* Aim
Transcribe every line, keeping it exact.

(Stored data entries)
..............................

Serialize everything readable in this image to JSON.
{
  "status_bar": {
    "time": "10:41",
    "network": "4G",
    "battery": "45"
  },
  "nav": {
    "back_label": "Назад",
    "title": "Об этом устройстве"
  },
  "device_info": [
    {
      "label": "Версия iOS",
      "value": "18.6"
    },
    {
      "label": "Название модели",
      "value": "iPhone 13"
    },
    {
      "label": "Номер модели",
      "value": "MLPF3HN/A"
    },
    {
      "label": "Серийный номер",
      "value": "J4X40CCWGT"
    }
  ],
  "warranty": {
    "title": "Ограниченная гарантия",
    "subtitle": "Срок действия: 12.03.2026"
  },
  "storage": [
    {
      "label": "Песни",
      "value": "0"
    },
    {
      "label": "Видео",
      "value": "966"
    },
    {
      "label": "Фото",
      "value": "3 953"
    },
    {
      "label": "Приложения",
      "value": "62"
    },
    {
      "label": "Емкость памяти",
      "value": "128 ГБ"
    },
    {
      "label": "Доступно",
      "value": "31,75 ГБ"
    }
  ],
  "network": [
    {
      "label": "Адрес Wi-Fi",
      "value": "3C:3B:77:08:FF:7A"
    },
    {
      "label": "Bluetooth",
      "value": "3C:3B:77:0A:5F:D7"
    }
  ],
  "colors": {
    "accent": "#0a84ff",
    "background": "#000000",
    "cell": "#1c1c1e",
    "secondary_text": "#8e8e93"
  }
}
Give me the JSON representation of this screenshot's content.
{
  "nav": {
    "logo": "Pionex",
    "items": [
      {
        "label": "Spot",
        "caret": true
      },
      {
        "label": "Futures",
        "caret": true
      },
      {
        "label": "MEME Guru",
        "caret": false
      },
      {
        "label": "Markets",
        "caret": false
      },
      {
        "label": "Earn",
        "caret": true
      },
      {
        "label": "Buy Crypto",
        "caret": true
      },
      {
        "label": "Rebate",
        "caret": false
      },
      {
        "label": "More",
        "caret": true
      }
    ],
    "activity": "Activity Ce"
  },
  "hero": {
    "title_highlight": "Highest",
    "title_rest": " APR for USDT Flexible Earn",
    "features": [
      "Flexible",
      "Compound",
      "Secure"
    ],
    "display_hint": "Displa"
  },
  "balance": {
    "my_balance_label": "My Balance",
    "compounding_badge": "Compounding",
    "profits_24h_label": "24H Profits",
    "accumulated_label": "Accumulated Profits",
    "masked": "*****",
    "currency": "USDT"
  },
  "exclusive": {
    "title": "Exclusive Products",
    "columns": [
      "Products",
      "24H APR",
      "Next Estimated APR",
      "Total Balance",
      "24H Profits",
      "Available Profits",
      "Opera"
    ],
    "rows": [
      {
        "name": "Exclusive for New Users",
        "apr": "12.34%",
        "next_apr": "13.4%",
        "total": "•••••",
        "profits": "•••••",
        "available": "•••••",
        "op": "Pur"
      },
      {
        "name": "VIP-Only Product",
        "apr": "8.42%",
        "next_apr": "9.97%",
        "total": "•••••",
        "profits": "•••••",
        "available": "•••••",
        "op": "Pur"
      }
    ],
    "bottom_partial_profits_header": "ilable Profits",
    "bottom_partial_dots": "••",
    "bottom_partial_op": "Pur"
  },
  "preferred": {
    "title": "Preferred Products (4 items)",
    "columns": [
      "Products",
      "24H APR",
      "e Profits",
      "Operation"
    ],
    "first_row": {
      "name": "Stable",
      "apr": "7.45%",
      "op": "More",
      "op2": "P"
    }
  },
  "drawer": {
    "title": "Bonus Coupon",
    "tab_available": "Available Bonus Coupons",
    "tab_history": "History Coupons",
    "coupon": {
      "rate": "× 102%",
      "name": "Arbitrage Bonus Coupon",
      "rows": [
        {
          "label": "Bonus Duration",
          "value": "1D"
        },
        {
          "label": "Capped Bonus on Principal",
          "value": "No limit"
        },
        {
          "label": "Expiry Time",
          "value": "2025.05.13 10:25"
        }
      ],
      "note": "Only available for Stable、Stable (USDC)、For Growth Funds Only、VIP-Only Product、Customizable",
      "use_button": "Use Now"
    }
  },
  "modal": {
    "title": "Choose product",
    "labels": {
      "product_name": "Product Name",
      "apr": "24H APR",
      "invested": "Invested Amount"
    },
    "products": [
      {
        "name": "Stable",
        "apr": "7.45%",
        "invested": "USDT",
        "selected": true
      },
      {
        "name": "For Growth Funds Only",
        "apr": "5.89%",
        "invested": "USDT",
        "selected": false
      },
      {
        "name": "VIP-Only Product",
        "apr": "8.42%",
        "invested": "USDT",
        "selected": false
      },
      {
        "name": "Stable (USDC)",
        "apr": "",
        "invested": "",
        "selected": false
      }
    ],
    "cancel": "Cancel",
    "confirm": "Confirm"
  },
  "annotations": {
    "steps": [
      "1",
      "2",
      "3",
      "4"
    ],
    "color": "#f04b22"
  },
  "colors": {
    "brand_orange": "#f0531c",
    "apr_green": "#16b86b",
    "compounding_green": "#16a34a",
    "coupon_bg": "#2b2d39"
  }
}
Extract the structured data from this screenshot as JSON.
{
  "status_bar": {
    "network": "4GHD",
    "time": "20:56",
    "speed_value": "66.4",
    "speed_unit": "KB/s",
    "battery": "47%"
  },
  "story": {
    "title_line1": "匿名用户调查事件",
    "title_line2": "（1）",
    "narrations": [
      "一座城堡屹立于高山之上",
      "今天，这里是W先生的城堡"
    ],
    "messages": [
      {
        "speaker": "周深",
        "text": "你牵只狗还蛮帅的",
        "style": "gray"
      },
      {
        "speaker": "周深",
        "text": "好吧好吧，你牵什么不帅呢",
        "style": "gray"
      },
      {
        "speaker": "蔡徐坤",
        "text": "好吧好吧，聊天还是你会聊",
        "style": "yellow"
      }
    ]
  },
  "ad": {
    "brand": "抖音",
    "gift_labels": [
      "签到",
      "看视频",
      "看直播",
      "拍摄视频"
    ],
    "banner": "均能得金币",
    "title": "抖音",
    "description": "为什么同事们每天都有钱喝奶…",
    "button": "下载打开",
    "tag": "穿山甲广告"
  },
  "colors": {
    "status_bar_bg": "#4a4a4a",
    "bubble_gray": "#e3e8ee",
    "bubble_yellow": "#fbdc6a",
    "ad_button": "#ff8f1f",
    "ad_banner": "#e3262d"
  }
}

..............................

* Result for this task
Serialize everything readable in this image to JSON.
{
  "status_bar": {
    "time": "10:41",
    "network": "4G",
    "battery": "45"
  },
  "nav": {
    "back_label": "Назад",
    "title": "Об этом устройстве"
  },
  "device_info": [
    {
      "label": "Версия iOS",
      "value": "18.6"
    },
    {
      "label": "Название модели",
      "value": "iPhone 13"
    },
    {
      "label": "Номер модели",
      "value": "MLPF3HN/A"
    },
    {
      "label": "Серийный номер",
      "value": "J4X40CCWGT"
    }
  ],
  "warranty": {
    "title": "Ограниченная гарантия",
    "subtitle": "Срок действия: 12.03.2026"
  },
  "storage": [
    {
      "label": "Песни",
      "value": "0"
    },
    {
      "label": "Видео",
      "value": "966"
    },
    {
      "label": "Фото",
      "value": "3 953"
    },
    {
      "label": "Приложения",
      "value": "62"
    },
    {
      "label": "Емкость памяти",
      "value": "128 ГБ"
    },
    {
      "label": "Доступно",
      "value": "31,75 ГБ"
    }
  ],
  "network": [
    {
      "label": "Адрес Wi-Fi",
      "value": "3C:3B:77:08:FF:7A"
    },
    {
      "label": "Bluetooth",
      "value": "3C:3B:77:0A:5F:D7"
    }
  ],
  "colors": {
    "accent": "#0a84ff",
    "background": "#000000",
    "cell": "#1c1c1e",
    "secondary_text": "#8e8e93"
  }
}
Give me the JSON representation of this screenshot's content.
{
  "nav": {
    "logo": "Pionex",
    "items": [
      {
        "label": "Spot",
        "caret": true
      },
      {
        "label": "Futures",
        "caret": true
      },
      {
        "label": "MEME Guru",
        "caret": false
      },
      {
        "label": "Markets",
        "caret": false
      },
      {
        "label": "Earn",
        "caret": true
      },
      {
        "label": "Buy Crypto",
        "caret": true
      },
      {
        "label": "Rebate",
        "caret": false
      },
      {
        "label": "More",
        "caret": true
      }
    ],
    "activity": "Activity Ce"
  },
  "hero": {
    "title_highlight": "Highest",
    "title_rest": " APR for USDT Flexible Earn",
    "features": [
      "Flexible",
      "Compound",
      "Secure"
    ],
    "display_hint": "Displa"
  },
  "balance": {
    "my_balance_label": "My Balance",
    "compounding_badge": "Compounding",
    "profits_24h_label": "24H Profits",
    "accumulated_label": "Accumulated Profits",
    "masked": "*****",
    "currency": "USDT"
  },
  "exclusive": {
    "title": "Exclusive Products",
    "columns": [
      "Products",
      "24H APR",
      "Next Estimated APR",
      "Total Balance",
      "24H Profits",
      "Available Profits",
      "Opera"
    ],
    "rows": [
      {
        "name": "Exclusive for New Users",
        "apr": "12.34%",
        "next_apr": "13.4%",
        "total": "•••••",
        "profits": "•••••",
        "available": "•••••",
        "op": "Pur"
      },
      {
        "name": "VIP-Only Product",
        "apr": "8.42%",
        "next_apr": "9.97%",
        "total": "•••••",
        "profits": "•••••",
        "available": "•••••",
        "op": "Pur"
      }
    ],
    "bottom_partial_profits_header": "ilable Profits",
    "bottom_partial_dots": "••",
    "bottom_partial_op": "Pur"
  },
  "preferred": {
    "title": "Preferred Products (4 items)",
    "columns": [
      "Products",
      "24H APR",
      "e Profits",
      "Operation"
    ],
    "first_row": {
      "name": "Stable",
      "apr": "7.45%",
      "op": "More",
      "op2": "P"
    }
  },
  "drawer": {
    "title": "Bonus Coupon",
    "tab_available": "Available Bonus Coupons",
    "tab_history": "History Coupons",
    "coupon": {
      "rate": "× 102%",
      "name": "Arbitrage Bonus Coupon",
      "rows": [
        {
          "label": "Bonus Duration",
          "value": "1D"
        },
        {
          "label": "Capped Bonus on Principal",
          "value": "No limit"
        },
        {
          "label": "Expiry Time",
          "value": "2025.05.13 10:25"
        }
      ],
      "note": "Only available for Stable、Stable (USDC)、For Growth Funds Only、VIP-Only Product、Customizable",
      "use_button": "Use Now"
    }
  },
  "modal": {
    "title": "Choose product",
    "labels": {
      "product_name": "Product Name",
      "apr": "24H APR",
      "invested": "Invested Amount"
    },
    "products": [
      {
        "name": "Stable",
        "apr": "7.45%",
        "invested": "USDT",
        "selected": true
      },
      {
        "name": "For Growth Funds Only",
        "apr": "5.89%",
        "invested": "USDT",
        "selected": false
      },
      {
        "name": "VIP-Only Product",
        "apr": "8.42%",
        "invested": "USDT",
        "selected": false
      },
      {
        "name": "Stable (USDC)",
        "apr": "",
        "invested": "",
        "selected": false
      }
    ],
    "cancel": "Cancel",
    "confirm": "Confirm"
  },
  "annotations": {
    "steps": [
      "1",
      "2",
      "3",
      "4"
    ],
    "color": "#f04b22"
  },
  "colors": {
    "brand_orange": "#f0531c",
    "apr_green": "#16b86b",
    "compounding_green": "#16a34a",
    "coupon_bg": "#2b2d39"
  }
}
Extract the structured data from this screenshot as JSON.
{
  "status_bar": {
    "network": "4GHD",
    "time": "20:56",
    "speed_value": "66.4",
    "speed_unit": "KB/s",
    "battery": "47%"
  },
  "story": {
    "title_line1": "匿名用户调查事件",
    "title_line2": "（1）",
    "narrations": [
      "一座城堡屹立于高山之上",
      "今天，这里是W先生的城堡"
    ],
    "messages": [
      {
        "speaker": "周深",
        "text": "你牵只狗还蛮帅的",
        "style": "gray"
      },
      {
        "speaker": "周深",
        "text": "好吧好吧，你牵什么不帅呢",
        "style": "gray"
      },
      {
        "speaker": "蔡徐坤",
        "text": "好吧好吧，聊天还是你会聊",
        "style": "yellow"
      }
    ]
  },
  "ad": {
    "brand": "抖音",
    "gift_labels": [
      "签到",
      "看视频",
      "看直播",
      "拍摄视频"
    ],
    "banner": "均能得金币",
    "title": "抖音",
    "description": "为什么同事们每天都有钱喝奶…",
    "button": "下载打开",
    "tag": "穿山甲广告"
  },
  "colors": {
    "status_bar_bg": "#4a4a4a",
    "bubble_gray": "#e3e8ee",
    "bubble_yellow": "#fbdc6a",
    "ad_button": "#ff8f1f",
    "ad_banner": "#e3262d"
  }
}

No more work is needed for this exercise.